Input material =>
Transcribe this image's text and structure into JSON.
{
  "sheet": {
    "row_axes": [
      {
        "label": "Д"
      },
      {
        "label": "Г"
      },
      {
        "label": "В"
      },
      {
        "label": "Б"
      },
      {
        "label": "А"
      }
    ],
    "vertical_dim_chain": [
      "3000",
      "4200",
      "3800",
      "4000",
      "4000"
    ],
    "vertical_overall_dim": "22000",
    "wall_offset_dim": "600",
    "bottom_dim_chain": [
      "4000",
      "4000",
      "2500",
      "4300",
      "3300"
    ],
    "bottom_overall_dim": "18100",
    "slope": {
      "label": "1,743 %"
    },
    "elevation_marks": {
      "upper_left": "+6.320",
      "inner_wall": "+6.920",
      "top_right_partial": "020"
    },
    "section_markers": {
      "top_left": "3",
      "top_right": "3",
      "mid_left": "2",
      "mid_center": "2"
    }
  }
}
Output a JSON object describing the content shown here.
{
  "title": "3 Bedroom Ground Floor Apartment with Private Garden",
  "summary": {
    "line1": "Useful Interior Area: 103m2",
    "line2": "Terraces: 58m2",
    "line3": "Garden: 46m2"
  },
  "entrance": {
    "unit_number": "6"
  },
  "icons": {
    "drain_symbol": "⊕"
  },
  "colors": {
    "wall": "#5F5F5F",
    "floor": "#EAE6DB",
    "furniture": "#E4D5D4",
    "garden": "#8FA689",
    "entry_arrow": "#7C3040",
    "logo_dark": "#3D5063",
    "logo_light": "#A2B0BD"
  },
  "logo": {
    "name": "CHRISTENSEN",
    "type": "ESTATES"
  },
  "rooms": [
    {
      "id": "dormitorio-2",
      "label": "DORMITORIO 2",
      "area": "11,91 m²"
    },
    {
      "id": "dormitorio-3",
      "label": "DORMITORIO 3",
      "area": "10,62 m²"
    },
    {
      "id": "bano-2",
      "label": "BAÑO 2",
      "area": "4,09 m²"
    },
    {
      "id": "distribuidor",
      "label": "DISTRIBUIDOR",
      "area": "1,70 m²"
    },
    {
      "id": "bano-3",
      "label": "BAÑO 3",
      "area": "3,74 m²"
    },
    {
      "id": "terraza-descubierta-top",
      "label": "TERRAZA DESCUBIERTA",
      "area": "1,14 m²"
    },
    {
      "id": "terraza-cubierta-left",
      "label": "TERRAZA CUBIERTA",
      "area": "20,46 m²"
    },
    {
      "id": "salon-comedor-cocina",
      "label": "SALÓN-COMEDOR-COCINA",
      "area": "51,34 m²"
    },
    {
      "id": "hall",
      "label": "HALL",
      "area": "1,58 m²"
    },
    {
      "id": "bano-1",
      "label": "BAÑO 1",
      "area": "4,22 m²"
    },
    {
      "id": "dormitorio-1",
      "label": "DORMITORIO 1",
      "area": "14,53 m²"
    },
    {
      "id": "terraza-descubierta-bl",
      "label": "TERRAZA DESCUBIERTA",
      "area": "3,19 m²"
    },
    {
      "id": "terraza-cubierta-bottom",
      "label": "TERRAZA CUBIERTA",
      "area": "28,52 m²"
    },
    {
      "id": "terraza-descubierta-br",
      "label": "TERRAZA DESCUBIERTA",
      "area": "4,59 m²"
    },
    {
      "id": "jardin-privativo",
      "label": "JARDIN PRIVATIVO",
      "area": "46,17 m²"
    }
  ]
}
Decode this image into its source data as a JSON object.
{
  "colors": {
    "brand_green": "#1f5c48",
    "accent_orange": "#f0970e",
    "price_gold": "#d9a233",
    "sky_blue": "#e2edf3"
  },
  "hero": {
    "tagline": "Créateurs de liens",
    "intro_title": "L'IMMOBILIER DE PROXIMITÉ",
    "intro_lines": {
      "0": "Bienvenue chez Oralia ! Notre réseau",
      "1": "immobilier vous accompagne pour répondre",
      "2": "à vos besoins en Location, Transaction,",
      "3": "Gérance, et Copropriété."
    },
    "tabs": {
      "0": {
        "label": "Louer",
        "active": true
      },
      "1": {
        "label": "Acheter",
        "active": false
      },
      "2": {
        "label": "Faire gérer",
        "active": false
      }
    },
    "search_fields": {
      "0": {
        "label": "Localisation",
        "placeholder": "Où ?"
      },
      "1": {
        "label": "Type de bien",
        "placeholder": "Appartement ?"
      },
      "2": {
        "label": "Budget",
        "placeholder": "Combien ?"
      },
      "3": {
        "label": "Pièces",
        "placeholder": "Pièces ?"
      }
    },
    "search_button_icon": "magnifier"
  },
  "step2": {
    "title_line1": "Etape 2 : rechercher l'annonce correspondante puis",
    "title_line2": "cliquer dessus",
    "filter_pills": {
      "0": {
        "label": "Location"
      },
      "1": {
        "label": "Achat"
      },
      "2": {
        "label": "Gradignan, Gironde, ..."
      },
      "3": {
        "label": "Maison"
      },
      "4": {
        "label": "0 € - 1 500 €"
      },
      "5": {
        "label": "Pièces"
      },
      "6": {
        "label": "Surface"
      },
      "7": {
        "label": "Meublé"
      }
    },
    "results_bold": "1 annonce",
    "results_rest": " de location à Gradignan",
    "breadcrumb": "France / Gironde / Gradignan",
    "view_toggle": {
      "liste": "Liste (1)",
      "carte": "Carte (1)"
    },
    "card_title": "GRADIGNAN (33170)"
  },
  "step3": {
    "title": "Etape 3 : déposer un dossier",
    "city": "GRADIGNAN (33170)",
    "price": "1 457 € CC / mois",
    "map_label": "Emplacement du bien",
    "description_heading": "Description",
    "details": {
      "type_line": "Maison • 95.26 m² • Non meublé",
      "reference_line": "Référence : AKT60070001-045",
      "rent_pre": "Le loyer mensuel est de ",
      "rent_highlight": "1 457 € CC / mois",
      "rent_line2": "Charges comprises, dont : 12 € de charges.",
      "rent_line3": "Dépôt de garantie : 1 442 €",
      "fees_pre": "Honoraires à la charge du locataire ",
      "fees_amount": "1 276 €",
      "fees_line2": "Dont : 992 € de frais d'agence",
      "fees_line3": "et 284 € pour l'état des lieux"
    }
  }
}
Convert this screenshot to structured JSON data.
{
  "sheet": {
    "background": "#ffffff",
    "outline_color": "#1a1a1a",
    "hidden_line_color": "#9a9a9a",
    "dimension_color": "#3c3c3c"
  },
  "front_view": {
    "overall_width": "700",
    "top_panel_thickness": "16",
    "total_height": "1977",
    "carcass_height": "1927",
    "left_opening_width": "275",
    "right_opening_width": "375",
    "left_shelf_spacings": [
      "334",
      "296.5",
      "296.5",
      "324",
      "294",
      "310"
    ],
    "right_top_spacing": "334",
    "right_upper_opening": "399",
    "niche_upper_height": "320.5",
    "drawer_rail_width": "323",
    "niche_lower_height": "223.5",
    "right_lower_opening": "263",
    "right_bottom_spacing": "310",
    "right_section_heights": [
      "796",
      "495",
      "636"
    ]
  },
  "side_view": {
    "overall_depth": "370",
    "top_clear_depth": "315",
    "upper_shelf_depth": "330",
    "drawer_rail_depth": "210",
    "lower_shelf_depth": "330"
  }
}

Work instructions => Transcribe every entry exactly, omitting nothing.

Reply to the task =>
Transcribe this image's text and structure into JSON.
{
  "sheet": {
    "row_axes": [
      {
        "label": "Д"
      },
      {
        "label": "Г"
      },
      {
        "label": "В"
      },
      {
        "label": "Б"
      },
      {
        "label": "А"
      }
    ],
    "vertical_dim_chain": [
      "3000",
      "4200",
      "3800",
      "4000",
      "4000"
    ],
    "vertical_overall_dim": "22000",
    "wall_offset_dim": "600",
    "bottom_dim_chain": [
      "4000",
      "4000",
      "2500",
      "4300",
      "3300"
    ],
    "bottom_overall_dim": "18100",
    "slope": {
      "label": "1,743 %"
    },
    "elevation_marks": {
      "upper_left": "+6.320",
      "inner_wall": "+6.920",
      "top_right_partial": "020"
    },
    "section_markers": {
      "top_left": "3",
      "top_right": "3",
      "mid_left": "2",
      "mid_center": "2"
    }
  }
}
Output a JSON object describing the content shown here.
{
  "title": "3 Bedroom Ground Floor Apartment with Private Garden",
  "summary": {
    "line1": "Useful Interior Area: 103m2",
    "line2": "Terraces: 58m2",
    "line3": "Garden: 46m2"
  },
  "entrance": {
    "unit_number": "6"
  },
  "icons": {
    "drain_symbol": "⊕"
  },
  "colors": {
    "wall": "#5F5F5F",
    "floor": "#EAE6DB",
    "furniture": "#E4D5D4",
    "garden": "#8FA689",
    "entry_arrow": "#7C3040",
    "logo_dark": "#3D5063",
    "logo_light": "#A2B0BD"
  },
  "logo": {
    "name": "CHRISTENSEN",
    "type": "ESTATES"
  },
  "rooms": [
    {
      "id": "dormitorio-2",
      "label": "DORMITORIO 2",
      "area": "11,91 m²"
    },
    {
      "id": "dormitorio-3",
      "label": "DORMITORIO 3",
      "area": "10,62 m²"
    },
    {
      "id": "bano-2",
      "label": "BAÑO 2",
      "area": "4,09 m²"
    },
    {
      "id": "distribuidor",
      "label": "DISTRIBUIDOR",
      "area": "1,70 m²"
    },
    {
      "id": "bano-3",
      "label": "BAÑO 3",
      "area": "3,74 m²"
    },
    {
      "id": "terraza-descubierta-top",
      "label": "TERRAZA DESCUBIERTA",
      "area": "1,14 m²"
    },
    {
      "id": "terraza-cubierta-left",
      "label": "TERRAZA CUBIERTA",
      "area": "20,46 m²"
    },
    {
      "id": "salon-comedor-cocina",
      "label": "SALÓN-COMEDOR-COCINA",
      "area": "51,34 m²"
    },
    {
      "id": "hall",
      "label": "HALL",
      "area": "1,58 m²"
    },
    {
      "id": "bano-1",
      "label": "BAÑO 1",
      "area": "4,22 m²"
    },
    {
      "id": "dormitorio-1",
      "label": "DORMITORIO 1",
      "area": "14,53 m²"
    },
    {
      "id": "terraza-descubierta-bl",
      "label": "TERRAZA DESCUBIERTA",
      "area": "3,19 m²"
    },
    {
      "id": "terraza-cubierta-bottom",
      "label": "TERRAZA CUBIERTA",
      "area": "28,52 m²"
    },
    {
      "id": "terraza-descubierta-br",
      "label": "TERRAZA DESCUBIERTA",
      "area": "4,59 m²"
    },
    {
      "id": "jardin-privativo",
      "label": "JARDIN PRIVATIVO",
      "area": "46,17 m²"
    }
  ]
}
Decode this image into its source data as a JSON object.
{
  "colors": {
    "brand_green": "#1f5c48",
    "accent_orange": "#f0970e",
    "price_gold": "#d9a233",
    "sky_blue": "#e2edf3"
  },
  "hero": {
    "tagline": "Créateurs de liens",
    "intro_title": "L'IMMOBILIER DE PROXIMITÉ",
    "intro_lines": {
      "0": "Bienvenue chez Oralia ! Notre réseau",
      "1": "immobilier vous accompagne pour répondre",
      "2": "à vos besoins en Location, Transaction,",
      "3": "Gérance, et Copropriété."
    },
    "tabs": {
      "0": {
        "label": "Louer",
        "active": true
      },
      "1": {
        "label": "Acheter",
        "active": false
      },
      "2": {
        "label": "Faire gérer",
        "active": false
      }
    },
    "search_fields": {
      "0": {
        "label": "Localisation",
        "placeholder": "Où ?"
      },
      "1": {
        "label": "Type de bien",
        "placeholder": "Appartement ?"
      },
      "2": {
        "label": "Budget",
        "placeholder": "Combien ?"
      },
      "3": {
        "label": "Pièces",
        "placeholder": "Pièces ?"
      }
    },
    "search_button_icon": "magnifier"
  },
  "step2": {
    "title_line1": "Etape 2 : rechercher l'annonce correspondante puis",
    "title_line2": "cliquer dessus",
    "filter_pills": {
      "0": {
        "label": "Location"
      },
      "1": {
        "label": "Achat"
      },
      "2": {
        "label": "Gradignan, Gironde, ..."
      },
      "3": {
        "label": "Maison"
      },
      "4": {
        "label": "0 € - 1 500 €"
      },
      "5": {
        "label": "Pièces"
      },
      "6": {
        "label": "Surface"
      },
      "7": {
        "label": "Meublé"
      }
    },
    "results_bold": "1 annonce",
    "results_rest": " de location à Gradignan",
    "breadcrumb": "France / Gironde / Gradignan",
    "view_toggle": {
      "liste": "Liste (1)",
      "carte": "Carte (1)"
    },
    "card_title": "GRADIGNAN (33170)"
  },
  "step3": {
    "title": "Etape 3 : déposer un dossier",
    "city": "GRADIGNAN (33170)",
    "price": "1 457 € CC / mois",
    "map_label": "Emplacement du bien",
    "description_heading": "Description",
    "details": {
      "type_line": "Maison • 95.26 m² • Non meublé",
      "reference_line": "Référence : AKT60070001-045",
      "rent_pre": "Le loyer mensuel est de ",
      "rent_highlight": "1 457 € CC / mois",
      "rent_line2": "Charges comprises, dont : 12 € de charges.",
      "rent_line3": "Dépôt de garantie : 1 442 €",
      "fees_pre": "Honoraires à la charge du locataire ",
      "fees_amount": "1 276 €",
      "fees_line2": "Dont : 992 € de frais d'agence",
      "fees_line3": "et 284 € pour l'état des lieux"
    }
  }
}
Convert this screenshot to structured JSON data.
{
  "sheet": {
    "background": "#ffffff",
    "outline_color": "#1a1a1a",
    "hidden_line_color": "#9a9a9a",
    "dimension_color": "#3c3c3c"
  },
  "front_view": {
    "overall_width": "700",
    "top_panel_thickness": "16",
    "total_height": "1977",
    "carcass_height": "1927",
    "left_opening_width": "275",
    "right_opening_width": "375",
    "left_shelf_spacings": [
      "334",
      "296.5",
      "296.5",
      "324",
      "294",
      "310"
    ],
    "right_top_spacing": "334",
    "right_upper_opening": "399",
    "niche_upper_height": "320.5",
    "drawer_rail_width": "323",
    "niche_lower_height": "223.5",
    "right_lower_opening": "263",
    "right_bottom_spacing": "310",
    "right_section_heights": [
      "796",
      "495",
      "636"
    ]
  },
  "side_view": {
    "overall_depth": "370",
    "top_clear_depth": "315",
    "upper_shelf_depth": "330",
    "drawer_rail_depth": "210",
    "lower_shelf_depth": "330"
  }
}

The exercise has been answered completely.